[Directive] Below is a set of records; restate each one word for word.

**** Input data ****

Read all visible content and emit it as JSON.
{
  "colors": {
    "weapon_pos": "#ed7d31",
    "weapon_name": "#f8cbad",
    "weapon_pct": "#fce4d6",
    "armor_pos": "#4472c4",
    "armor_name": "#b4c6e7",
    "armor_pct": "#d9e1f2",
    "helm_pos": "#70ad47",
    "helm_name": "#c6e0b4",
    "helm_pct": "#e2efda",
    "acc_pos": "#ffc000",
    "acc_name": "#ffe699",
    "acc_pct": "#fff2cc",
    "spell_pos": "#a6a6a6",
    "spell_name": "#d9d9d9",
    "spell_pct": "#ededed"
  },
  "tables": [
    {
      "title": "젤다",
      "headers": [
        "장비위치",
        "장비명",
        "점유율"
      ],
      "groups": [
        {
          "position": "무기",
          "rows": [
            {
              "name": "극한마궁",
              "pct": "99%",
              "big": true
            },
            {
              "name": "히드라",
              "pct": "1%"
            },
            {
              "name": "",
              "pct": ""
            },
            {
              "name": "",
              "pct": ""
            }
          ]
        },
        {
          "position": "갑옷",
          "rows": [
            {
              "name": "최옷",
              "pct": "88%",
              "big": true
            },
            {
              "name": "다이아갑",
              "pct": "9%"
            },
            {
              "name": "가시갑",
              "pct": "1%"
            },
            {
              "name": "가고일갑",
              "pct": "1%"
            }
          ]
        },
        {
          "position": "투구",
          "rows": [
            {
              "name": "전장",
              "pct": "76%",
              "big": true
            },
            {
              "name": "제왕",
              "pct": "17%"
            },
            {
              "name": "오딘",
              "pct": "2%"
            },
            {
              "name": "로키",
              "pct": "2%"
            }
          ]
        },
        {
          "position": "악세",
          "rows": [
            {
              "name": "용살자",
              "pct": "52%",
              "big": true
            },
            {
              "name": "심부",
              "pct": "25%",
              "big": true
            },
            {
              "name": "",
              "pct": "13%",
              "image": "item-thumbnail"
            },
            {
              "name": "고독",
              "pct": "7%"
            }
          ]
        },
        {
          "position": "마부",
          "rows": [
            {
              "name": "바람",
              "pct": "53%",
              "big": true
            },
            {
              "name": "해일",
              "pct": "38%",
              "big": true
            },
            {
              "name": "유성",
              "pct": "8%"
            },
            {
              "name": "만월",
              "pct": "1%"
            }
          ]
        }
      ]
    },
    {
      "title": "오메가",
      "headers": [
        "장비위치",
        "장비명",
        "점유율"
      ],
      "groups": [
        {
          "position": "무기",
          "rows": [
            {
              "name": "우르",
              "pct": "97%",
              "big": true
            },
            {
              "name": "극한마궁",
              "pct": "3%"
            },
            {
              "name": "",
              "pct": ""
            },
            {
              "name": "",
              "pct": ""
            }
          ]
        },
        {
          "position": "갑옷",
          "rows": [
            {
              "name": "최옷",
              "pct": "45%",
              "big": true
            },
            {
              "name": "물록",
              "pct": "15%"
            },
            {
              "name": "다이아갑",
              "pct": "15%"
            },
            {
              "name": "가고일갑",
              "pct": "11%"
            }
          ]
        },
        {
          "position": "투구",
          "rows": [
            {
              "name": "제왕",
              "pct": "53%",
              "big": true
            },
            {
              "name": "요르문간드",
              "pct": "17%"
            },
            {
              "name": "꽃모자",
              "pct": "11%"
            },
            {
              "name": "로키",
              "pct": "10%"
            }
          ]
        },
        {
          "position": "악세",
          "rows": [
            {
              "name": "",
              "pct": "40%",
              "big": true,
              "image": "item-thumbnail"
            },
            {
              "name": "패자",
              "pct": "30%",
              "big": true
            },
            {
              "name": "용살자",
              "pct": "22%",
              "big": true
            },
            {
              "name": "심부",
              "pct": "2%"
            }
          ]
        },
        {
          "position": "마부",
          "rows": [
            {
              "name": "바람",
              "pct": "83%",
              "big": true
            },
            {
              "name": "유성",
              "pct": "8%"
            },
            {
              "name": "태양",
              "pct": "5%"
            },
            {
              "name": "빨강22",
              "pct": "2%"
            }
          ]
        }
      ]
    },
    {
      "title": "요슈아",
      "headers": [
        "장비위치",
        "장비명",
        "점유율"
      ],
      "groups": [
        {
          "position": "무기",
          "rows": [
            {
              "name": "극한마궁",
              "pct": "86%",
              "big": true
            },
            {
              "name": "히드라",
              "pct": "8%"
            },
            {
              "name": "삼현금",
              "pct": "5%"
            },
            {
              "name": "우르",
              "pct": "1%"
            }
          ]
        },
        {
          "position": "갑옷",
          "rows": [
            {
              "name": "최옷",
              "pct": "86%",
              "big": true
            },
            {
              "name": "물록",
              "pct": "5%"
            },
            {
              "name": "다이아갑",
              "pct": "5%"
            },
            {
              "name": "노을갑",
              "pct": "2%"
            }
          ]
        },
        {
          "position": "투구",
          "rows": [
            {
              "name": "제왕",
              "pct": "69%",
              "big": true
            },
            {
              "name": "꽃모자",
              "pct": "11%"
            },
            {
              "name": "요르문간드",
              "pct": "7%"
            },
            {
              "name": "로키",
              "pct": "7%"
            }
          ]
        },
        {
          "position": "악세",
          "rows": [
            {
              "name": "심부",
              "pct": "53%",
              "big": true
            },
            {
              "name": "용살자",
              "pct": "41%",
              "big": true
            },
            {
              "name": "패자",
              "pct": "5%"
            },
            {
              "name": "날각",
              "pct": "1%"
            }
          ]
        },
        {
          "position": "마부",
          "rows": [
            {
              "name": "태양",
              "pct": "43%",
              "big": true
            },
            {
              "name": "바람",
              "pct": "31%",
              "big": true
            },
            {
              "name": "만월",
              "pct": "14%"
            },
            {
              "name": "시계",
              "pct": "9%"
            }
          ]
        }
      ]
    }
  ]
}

****

[Solved problem]
Read all visible content and emit it as JSON.
{
  "colors": {
    "weapon_pos": "#ed7d31",
    "weapon_name": "#f8cbad",
    "weapon_pct": "#fce4d6",
    "armor_pos": "#4472c4",
    "armor_name": "#b4c6e7",
    "armor_pct": "#d9e1f2",
    "helm_pos": "#70ad47",
    "helm_name": "#c6e0b4",
    "helm_pct": "#e2efda",
    "acc_pos": "#ffc000",
    "acc_name": "#ffe699",
    "acc_pct": "#fff2cc",
    "spell_pos": "#a6a6a6",
    "spell_name": "#d9d9d9",
    "spell_pct": "#ededed"
  },
  "tables": [
    {
      "title": "젤다",
      "headers": [
        "장비위치",
        "장비명",
        "점유율"
      ],
      "groups": [
        {
          "position": "무기",
          "rows": [
            {
              "name": "극한마궁",
              "pct": "99%",
              "big": true
            },
            {
              "name": "히드라",
              "pct": "1%"
            },
            {
              "name": "",
              "pct": ""
            },
            {
              "name": "",
              "pct": ""
            }
          ]
        },
        {
          "position": "갑옷",
          "rows": [
            {
              "name": "최옷",
              "pct": "88%",
              "big": true
            },
            {
              "name": "다이아갑",
              "pct": "9%"
            },
            {
              "name": "가시갑",
              "pct": "1%"
            },
            {
              "name": "가고일갑",
              "pct": "1%"
            }
          ]
        },
        {
          "position": "투구",
          "rows": [
            {
              "name": "전장",
              "pct": "76%",
              "big": true
            },
            {
              "name": "제왕",
              "pct": "17%"
            },
            {
              "name": "오딘",
              "pct": "2%"
            },
            {
              "name": "로키",
              "pct": "2%"
            }
          ]
        },
        {
          "position": "악세",
          "rows": [
            {
              "name": "용살자",
              "pct": "52%",
              "big": true
            },
            {
              "name": "심부",
              "pct": "25%",
              "big": true
            },
            {
              "name": "",
              "pct": "13%",
              "image": "item-thumbnail"
            },
            {
              "name": "고독",
              "pct": "7%"
            }
          ]
        },
        {
          "position": "마부",
          "rows": [
            {
              "name": "바람",
              "pct": "53%",
              "big": true
            },
            {
              "name": "해일",
              "pct": "38%",
              "big": true
            },
            {
              "name": "유성",
              "pct": "8%"
            },
            {
              "name": "만월",
              "pct": "1%"
            }
          ]
        }
      ]
    },
    {
      "title": "오메가",
      "headers": [
        "장비위치",
        "장비명",
        "점유율"
      ],
      "groups": [
        {
          "position": "무기",
          "rows": [
            {
              "name": "우르",
              "pct": "97%",
              "big": true
            },
            {
              "name": "극한마궁",
              "pct": "3%"
            },
            {
              "name": "",
              "pct": ""
            },
            {
              "name": "",
              "pct": ""
            }
          ]
        },
        {
          "position": "갑옷",
          "rows": [
            {
              "name": "최옷",
              "pct": "45%",
              "big": true
            },
            {
              "name": "물록",
              "pct": "15%"
            },
            {
              "name": "다이아갑",
              "pct": "15%"
            },
            {
              "name": "가고일갑",
              "pct": "11%"
            }
          ]
        },
        {
          "position": "투구",
          "rows": [
            {
              "name": "제왕",
              "pct": "53%",
              "big": true
            },
            {
              "name": "요르문간드",
              "pct": "17%"
            },
            {
              "name": "꽃모자",
              "pct": "11%"
            },
            {
              "name": "로키",
              "pct": "10%"
            }
          ]
        },
        {
          "position": "악세",
          "rows": [
            {
              "name": "",
              "pct": "40%",
              "big": true,
              "image": "item-thumbnail"
            },
            {
              "name": "패자",
              "pct": "30%",
              "big": true
            },
            {
              "name": "용살자",
              "pct": "22%",
              "big": true
            },
            {
              "name": "심부",
              "pct": "2%"
            }
          ]
        },
        {
          "position": "마부",
          "rows": [
            {
              "name": "바람",
              "pct": "83%",
              "big": true
            },
            {
              "name": "유성",
              "pct": "8%"
            },
            {
              "name": "태양",
              "pct": "5%"
            },
            {
              "name": "빨강22",
              "pct": "2%"
            }
          ]
        }
      ]
    },
    {
      "title": "요슈아",
      "headers": [
        "장비위치",
        "장비명",
        "점유율"
      ],
      "groups": [
        {
          "position": "무기",
          "rows": [
            {
              "name": "극한마궁",
              "pct": "86%",
              "big": true
            },
            {
              "name": "히드라",
              "pct": "8%"
            },
            {
              "name": "삼현금",
              "pct": "5%"
            },
            {
              "name": "우르",
              "pct": "1%"
            }
          ]
        },
        {
          "position": "갑옷",
          "rows": [
            {
              "name": "최옷",
              "pct": "86%",
              "big": true
            },
            {
              "name": "물록",
              "pct": "5%"
            },
            {
              "name": "다이아갑",
              "pct": "5%"
            },
            {
              "name": "노을갑",
              "pct": "2%"
            }
          ]
        },
        {
          "position": "투구",
          "rows": [
            {
              "name": "제왕",
              "pct": "69%",
              "big": true
            },
            {
              "name": "꽃모자",
              "pct": "11%"
            },
            {
              "name": "요르문간드",
              "pct": "7%"
            },
            {
              "name": "로키",
              "pct": "7%"
            }
          ]
        },
        {
          "position": "악세",
          "rows": [
            {
              "name": "심부",
              "pct": "53%",
              "big": true
            },
            {
              "name": "용살자",
              "pct": "41%",
              "big": true
            },
            {
              "name": "패자",
              "pct": "5%"
            },
            {
              "name": "날각",
              "pct": "1%"
            }
          ]
        },
        {
          "position": "마부",
          "rows": [
            {
              "name": "태양",
              "pct": "43%",
              "big": true
            },
            {
              "name": "바람",
              "pct": "31%",
              "big": true
            },
            {
              "name": "만월",
              "pct": "14%"
            },
            {
              "name": "시계",
              "pct": "9%"
            }
          ]
        }
      ]
    }
  ]
}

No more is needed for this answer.